*TASK ITEM*. A single number is the answer: how many lines of the entries contain the word "upośledzające"?

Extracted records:
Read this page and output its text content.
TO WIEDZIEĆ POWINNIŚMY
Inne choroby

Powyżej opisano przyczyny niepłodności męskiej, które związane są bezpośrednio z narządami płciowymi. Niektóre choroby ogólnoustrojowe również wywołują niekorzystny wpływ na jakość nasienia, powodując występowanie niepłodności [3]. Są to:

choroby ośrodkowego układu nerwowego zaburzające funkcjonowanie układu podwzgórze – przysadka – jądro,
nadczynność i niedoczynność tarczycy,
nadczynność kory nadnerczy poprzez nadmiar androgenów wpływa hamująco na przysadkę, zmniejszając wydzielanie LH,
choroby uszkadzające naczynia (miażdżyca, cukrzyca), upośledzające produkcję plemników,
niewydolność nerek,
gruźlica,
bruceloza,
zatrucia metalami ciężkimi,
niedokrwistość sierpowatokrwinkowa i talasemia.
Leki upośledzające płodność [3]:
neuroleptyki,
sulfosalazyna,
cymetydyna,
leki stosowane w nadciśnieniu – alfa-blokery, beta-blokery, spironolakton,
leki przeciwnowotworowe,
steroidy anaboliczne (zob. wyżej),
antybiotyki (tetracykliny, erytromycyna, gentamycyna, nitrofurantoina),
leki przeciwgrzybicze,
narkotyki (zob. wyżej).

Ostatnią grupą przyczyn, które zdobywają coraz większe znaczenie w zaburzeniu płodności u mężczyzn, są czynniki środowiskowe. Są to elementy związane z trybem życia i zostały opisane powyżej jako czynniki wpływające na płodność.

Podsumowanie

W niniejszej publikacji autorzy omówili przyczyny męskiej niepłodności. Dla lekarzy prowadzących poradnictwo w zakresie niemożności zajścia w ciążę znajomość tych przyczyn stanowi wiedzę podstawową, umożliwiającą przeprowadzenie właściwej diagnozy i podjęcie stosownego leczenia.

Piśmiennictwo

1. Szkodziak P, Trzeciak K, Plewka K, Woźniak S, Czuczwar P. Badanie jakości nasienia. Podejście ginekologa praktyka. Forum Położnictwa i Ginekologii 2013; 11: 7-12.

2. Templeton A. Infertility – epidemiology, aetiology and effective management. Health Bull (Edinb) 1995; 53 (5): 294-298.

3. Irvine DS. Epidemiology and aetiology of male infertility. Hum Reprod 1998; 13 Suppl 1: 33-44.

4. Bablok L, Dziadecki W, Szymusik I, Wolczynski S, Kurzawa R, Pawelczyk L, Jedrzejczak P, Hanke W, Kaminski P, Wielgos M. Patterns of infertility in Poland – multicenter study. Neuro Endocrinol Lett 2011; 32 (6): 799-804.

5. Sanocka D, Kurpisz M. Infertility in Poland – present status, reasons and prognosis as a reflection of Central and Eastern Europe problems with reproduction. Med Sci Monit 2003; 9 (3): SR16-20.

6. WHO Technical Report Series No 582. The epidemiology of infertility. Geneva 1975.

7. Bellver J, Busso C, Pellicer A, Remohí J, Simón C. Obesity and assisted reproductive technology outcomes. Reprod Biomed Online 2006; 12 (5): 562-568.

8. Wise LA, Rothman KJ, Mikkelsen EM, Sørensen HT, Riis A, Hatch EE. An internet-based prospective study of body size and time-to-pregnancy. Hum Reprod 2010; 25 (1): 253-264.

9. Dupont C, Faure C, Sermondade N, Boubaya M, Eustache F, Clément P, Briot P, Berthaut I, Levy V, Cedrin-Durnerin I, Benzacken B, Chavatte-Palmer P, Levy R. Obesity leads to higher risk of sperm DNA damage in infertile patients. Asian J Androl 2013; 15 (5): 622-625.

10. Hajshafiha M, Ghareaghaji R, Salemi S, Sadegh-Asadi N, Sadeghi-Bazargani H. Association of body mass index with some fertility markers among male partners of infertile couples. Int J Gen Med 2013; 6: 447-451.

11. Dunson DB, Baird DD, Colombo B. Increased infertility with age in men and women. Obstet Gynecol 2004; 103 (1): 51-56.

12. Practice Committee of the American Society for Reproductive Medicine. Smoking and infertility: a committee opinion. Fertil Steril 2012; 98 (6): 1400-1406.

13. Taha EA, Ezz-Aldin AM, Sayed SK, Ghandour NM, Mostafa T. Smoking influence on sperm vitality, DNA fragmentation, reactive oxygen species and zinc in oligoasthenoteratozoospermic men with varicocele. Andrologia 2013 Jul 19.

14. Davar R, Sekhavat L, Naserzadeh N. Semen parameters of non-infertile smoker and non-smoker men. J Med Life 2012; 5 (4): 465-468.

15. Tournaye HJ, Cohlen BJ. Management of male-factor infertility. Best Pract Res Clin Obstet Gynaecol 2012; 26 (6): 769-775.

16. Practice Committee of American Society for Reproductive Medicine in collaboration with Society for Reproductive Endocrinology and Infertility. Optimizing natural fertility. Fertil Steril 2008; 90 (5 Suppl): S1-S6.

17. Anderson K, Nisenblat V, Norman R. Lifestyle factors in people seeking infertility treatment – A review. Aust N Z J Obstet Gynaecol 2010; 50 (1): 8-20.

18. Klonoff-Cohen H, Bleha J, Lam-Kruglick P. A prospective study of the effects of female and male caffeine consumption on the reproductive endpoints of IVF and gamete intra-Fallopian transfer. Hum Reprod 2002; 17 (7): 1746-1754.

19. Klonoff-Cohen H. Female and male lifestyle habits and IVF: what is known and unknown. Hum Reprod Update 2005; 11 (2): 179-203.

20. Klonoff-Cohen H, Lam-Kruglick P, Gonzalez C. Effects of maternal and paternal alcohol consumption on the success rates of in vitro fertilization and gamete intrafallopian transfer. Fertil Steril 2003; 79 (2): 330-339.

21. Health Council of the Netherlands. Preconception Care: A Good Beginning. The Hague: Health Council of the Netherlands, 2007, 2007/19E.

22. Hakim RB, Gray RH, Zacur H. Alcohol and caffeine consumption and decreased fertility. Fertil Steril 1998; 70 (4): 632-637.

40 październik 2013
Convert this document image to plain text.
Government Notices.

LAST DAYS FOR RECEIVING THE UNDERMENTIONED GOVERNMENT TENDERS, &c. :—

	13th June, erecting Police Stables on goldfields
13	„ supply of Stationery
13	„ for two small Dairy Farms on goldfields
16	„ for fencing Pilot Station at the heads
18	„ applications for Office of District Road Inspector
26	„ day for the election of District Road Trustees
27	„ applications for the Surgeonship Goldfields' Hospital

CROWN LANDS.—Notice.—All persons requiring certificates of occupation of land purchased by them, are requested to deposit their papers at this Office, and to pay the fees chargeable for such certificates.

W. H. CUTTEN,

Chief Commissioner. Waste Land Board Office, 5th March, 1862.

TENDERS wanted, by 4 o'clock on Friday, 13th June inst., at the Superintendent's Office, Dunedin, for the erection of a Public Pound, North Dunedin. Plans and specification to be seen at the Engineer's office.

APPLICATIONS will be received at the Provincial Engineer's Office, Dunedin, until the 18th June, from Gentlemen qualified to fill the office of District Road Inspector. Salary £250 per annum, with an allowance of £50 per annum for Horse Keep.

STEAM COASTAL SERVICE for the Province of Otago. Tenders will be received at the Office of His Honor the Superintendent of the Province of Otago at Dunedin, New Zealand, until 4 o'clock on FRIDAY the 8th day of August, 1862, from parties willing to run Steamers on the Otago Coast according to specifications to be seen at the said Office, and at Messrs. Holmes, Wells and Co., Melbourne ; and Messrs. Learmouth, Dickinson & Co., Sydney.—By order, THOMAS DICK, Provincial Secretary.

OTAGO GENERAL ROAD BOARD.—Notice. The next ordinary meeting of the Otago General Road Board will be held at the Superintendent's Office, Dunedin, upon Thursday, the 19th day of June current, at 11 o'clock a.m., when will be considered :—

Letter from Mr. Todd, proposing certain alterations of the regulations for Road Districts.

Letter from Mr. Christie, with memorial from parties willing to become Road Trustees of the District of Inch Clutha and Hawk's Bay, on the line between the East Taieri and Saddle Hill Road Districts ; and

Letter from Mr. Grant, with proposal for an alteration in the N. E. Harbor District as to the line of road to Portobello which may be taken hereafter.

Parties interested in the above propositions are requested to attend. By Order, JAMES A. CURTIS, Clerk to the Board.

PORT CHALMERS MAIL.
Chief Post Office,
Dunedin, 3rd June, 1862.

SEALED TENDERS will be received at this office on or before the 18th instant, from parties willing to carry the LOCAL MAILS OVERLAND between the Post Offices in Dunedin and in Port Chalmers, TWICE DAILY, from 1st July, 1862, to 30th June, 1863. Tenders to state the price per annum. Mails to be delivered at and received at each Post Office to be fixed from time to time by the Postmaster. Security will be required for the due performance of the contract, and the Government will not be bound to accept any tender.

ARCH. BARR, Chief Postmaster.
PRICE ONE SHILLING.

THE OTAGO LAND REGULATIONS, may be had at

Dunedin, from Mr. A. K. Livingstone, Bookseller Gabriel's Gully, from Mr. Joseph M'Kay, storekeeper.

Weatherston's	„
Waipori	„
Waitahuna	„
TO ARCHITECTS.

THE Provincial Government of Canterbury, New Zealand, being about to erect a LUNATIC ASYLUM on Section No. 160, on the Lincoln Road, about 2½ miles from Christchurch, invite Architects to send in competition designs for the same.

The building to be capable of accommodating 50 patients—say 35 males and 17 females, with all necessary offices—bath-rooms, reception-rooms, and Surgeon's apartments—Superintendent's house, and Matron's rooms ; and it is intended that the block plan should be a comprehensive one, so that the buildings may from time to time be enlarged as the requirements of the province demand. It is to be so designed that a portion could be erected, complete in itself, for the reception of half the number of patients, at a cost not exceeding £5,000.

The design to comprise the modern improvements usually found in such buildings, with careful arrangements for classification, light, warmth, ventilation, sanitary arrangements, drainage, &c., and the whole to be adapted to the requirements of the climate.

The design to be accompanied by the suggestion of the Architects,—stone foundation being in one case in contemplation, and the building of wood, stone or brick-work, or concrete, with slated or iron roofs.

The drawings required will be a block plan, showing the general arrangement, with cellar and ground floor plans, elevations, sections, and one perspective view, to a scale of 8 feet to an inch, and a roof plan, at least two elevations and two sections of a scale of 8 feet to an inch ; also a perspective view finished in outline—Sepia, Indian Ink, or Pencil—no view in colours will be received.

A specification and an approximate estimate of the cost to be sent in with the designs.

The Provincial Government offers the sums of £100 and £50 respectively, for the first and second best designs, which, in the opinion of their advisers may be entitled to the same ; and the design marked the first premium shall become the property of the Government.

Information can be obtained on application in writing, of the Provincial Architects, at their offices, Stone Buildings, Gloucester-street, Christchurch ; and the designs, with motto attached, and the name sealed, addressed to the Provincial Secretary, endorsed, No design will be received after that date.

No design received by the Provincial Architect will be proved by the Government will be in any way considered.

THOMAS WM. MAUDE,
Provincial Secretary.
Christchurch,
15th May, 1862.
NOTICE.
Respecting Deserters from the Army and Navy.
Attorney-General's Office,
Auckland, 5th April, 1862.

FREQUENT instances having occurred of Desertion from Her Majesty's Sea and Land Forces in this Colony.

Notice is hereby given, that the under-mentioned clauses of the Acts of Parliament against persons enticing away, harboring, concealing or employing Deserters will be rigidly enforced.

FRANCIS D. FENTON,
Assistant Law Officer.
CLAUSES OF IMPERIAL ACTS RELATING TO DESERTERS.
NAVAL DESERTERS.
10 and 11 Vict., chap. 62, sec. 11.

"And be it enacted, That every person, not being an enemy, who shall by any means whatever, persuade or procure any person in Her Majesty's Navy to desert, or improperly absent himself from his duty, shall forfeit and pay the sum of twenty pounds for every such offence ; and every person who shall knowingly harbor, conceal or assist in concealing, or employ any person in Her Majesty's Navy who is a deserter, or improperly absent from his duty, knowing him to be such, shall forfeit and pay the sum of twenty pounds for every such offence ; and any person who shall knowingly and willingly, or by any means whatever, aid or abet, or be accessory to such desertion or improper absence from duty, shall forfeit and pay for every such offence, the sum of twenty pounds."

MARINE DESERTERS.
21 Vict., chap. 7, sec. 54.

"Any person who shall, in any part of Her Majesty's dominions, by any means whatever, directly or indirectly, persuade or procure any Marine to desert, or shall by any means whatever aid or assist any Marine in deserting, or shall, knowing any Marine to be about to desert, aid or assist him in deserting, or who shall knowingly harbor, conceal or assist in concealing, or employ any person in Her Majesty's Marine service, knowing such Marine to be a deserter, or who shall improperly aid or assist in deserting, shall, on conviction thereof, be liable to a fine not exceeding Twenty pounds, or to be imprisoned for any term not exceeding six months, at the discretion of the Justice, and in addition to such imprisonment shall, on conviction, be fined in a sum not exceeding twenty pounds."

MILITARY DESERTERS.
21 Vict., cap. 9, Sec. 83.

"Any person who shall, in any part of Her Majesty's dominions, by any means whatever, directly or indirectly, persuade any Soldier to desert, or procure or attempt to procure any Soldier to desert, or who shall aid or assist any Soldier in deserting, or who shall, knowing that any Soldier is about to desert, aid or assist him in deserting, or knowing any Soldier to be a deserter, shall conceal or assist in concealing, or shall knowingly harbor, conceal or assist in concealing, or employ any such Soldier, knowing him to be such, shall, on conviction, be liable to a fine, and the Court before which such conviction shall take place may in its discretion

*SOLUTION TO THIS PROBLEM*. 2